_Prompt_.
Below are entries. Pull out all lines containing "Actual".

** start Task inputs **

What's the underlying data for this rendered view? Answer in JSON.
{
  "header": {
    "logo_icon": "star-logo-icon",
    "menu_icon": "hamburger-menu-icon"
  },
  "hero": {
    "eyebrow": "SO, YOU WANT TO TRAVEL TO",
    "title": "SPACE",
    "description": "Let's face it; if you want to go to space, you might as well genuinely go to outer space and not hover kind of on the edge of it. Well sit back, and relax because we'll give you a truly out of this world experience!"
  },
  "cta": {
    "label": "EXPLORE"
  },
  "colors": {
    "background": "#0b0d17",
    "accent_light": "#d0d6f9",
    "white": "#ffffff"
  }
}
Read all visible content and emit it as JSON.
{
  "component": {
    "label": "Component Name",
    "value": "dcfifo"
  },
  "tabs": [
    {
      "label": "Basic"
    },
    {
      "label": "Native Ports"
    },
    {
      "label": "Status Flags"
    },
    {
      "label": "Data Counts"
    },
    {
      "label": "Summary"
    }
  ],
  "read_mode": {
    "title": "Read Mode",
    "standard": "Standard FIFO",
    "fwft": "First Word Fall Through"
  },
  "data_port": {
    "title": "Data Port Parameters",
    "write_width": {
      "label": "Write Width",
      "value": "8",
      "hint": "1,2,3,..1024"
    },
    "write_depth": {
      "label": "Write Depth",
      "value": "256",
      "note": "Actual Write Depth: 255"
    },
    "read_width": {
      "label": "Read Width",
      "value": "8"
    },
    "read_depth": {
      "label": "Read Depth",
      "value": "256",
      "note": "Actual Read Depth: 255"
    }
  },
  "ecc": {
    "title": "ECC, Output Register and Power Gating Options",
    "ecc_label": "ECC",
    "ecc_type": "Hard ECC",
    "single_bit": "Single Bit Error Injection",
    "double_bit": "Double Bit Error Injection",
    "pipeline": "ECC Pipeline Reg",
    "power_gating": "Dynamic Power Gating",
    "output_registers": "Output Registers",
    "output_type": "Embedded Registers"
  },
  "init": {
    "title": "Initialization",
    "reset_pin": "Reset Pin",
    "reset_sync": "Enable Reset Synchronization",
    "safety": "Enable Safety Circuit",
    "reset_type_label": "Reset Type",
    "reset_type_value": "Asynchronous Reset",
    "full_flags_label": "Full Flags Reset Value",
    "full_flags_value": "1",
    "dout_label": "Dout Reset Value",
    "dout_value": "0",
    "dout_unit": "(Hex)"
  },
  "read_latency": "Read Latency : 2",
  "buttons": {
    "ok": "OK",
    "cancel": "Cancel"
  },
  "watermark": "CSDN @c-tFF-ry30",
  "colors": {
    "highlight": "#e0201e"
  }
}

** end Task inputs **

_Solved problem_.
      "note": "Actual Write Depth: 255"
      "note": "Actual Read Depth: 255"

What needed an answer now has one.